§ Your goal: Give every line again exactly as it appears, please, but not the pictures.

++++++++++++++++++++

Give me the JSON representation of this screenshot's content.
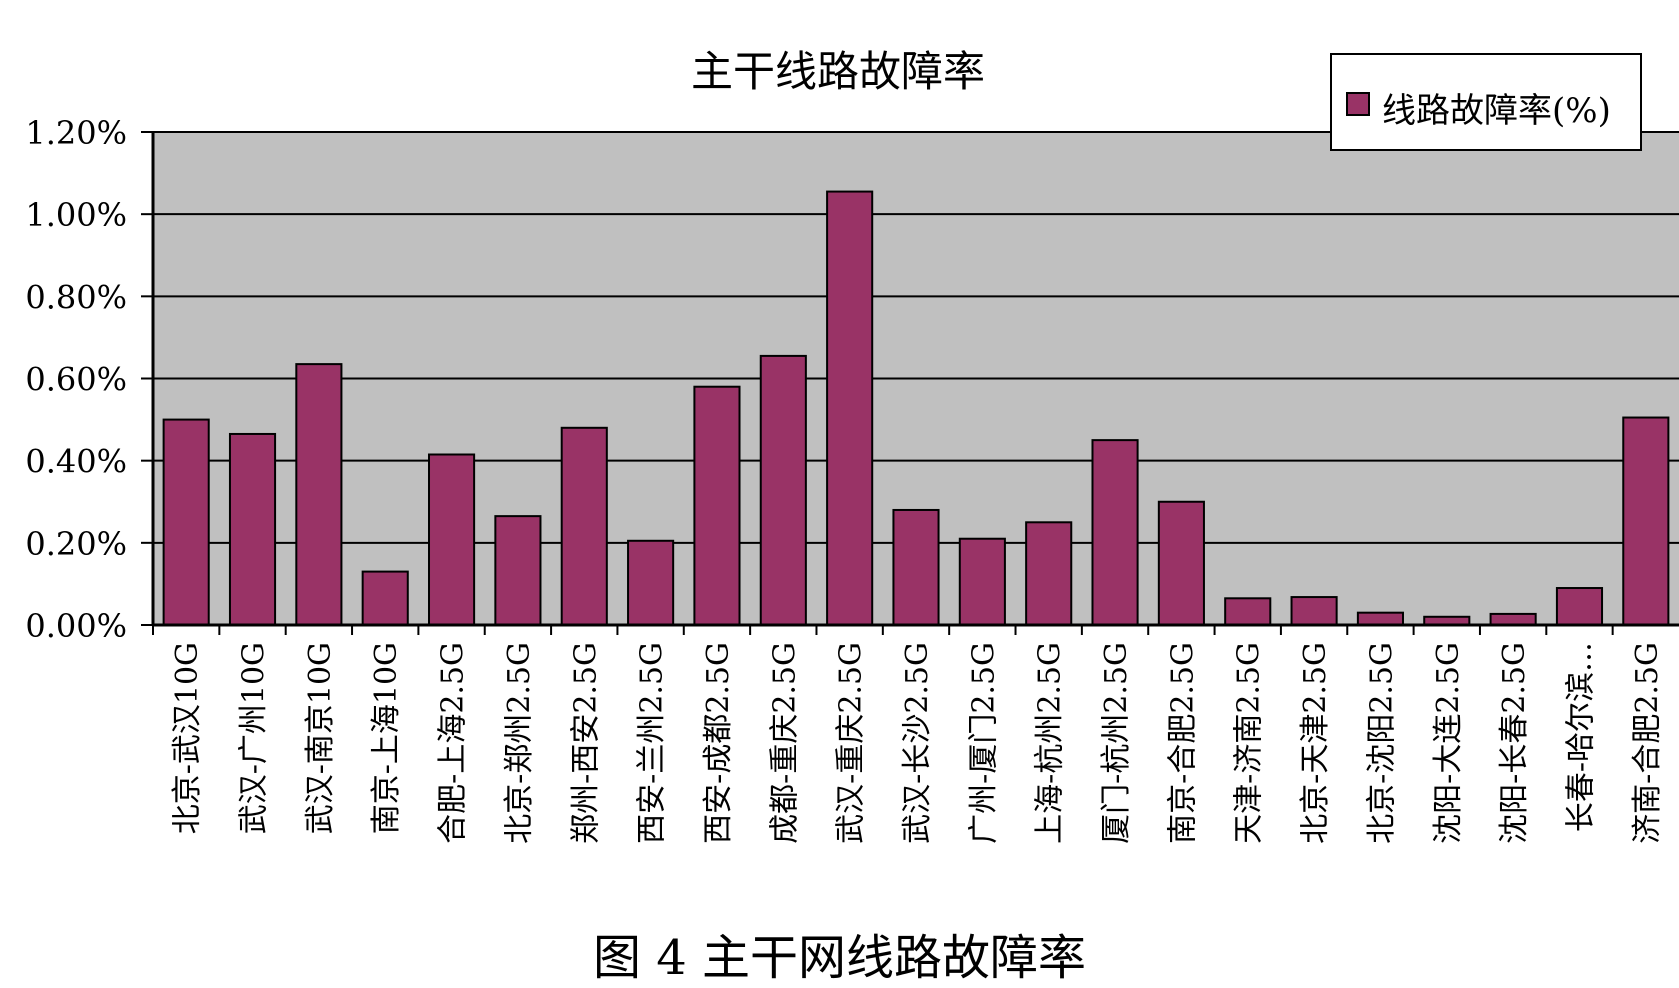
{
  "chart_data": {
    "type": "bar",
    "title": "主干线路故障率",
    "categories": [
      "北京-武汉10G",
      "武汉-广州10G",
      "武汉-南京10G",
      "南京-上海10G",
      "合肥-上海2.5G",
      "北京-郑州2.5G",
      "郑州-西安2.5G",
      "西安-兰州2.5G",
      "西安-成都2.5G",
      "成都-重庆2.5G",
      "武汉-重庆2.5G",
      "武汉-长沙2.5G",
      "广州-厦门2.5G",
      "上海-杭州2.5G",
      "厦门-杭州2.5G",
      "南京-合肥2.5G",
      "天津-济南2.5G",
      "北京-天津2.5G",
      "北京-沈阳2.5G",
      "沈阳-大连2.5G",
      "沈阳-长春2.5G",
      "长春-哈尔滨…",
      "济南-合肥2.5G"
    ],
    "series": [
      {
        "name": "线路故障率(%)",
        "values": [
          0.5,
          0.465,
          0.635,
          0.13,
          0.415,
          0.265,
          0.48,
          0.205,
          0.58,
          0.655,
          1.055,
          0.28,
          0.21,
          0.25,
          0.45,
          0.3,
          0.065,
          0.068,
          0.03,
          0.02,
          0.027,
          0.09,
          0.505
        ]
      }
    ],
    "ylim": [
      0,
      1.2
    ],
    "yticks": [
      "0.00%",
      "0.20%",
      "0.40%",
      "0.60%",
      "0.80%",
      "1.00%",
      "1.20%"
    ],
    "grid": true,
    "legend_position": "top-right",
    "colors": {
      "bar": "#993366",
      "plot_background": "#c0c0c0",
      "gridline": "#000000"
    }
  },
  "caption": "图 4  主干网线路故障率"
}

++++++++++++++++++++

§ Task result:
Give me the JSON representation of this screenshot's content.
{
  "chart_data": {
    "type": "bar",
    "title": "主干线路故障率",
    "categories": [
      "北京-武汉10G",
      "武汉-广州10G",
      "武汉-南京10G",
      "南京-上海10G",
      "合肥-上海2.5G",
      "北京-郑州2.5G",
      "郑州-西安2.5G",
      "西安-兰州2.5G",
      "西安-成都2.5G",
      "成都-重庆2.5G",
      "武汉-重庆2.5G",
      "武汉-长沙2.5G",
      "广州-厦门2.5G",
      "上海-杭州2.5G",
      "厦门-杭州2.5G",
      "南京-合肥2.5G",
      "天津-济南2.5G",
      "北京-天津2.5G",
      "北京-沈阳2.5G",
      "沈阳-大连2.5G",
      "沈阳-长春2.5G",
      "长春-哈尔滨…",
      "济南-合肥2.5G"
    ],
    "series": [
      {
        "name": "线路故障率(%)",
        "values": [
          0.5,
          0.465,
          0.635,
          0.13,
          0.415,
          0.265,
          0.48,
          0.205,
          0.58,
          0.655,
          1.055,
          0.28,
          0.21,
          0.25,
          0.45,
          0.3,
          0.065,
          0.068,
          0.03,
          0.02,
          0.027,
          0.09,
          0.505
        ]
      }
    ],
    "ylim": [
      0,
      1.2
    ],
    "yticks": [
      "0.00%",
      "0.20%",
      "0.40%",
      "0.60%",
      "0.80%",
      "1.00%",
      "1.20%"
    ],
    "grid": true,
    "legend_position": "top-right",
    "colors": {
      "bar": "#993366",
      "plot_background": "#c0c0c0",
      "gridline": "#000000"
    }
  },
  "caption": "图 4  主干网线路故障率"
}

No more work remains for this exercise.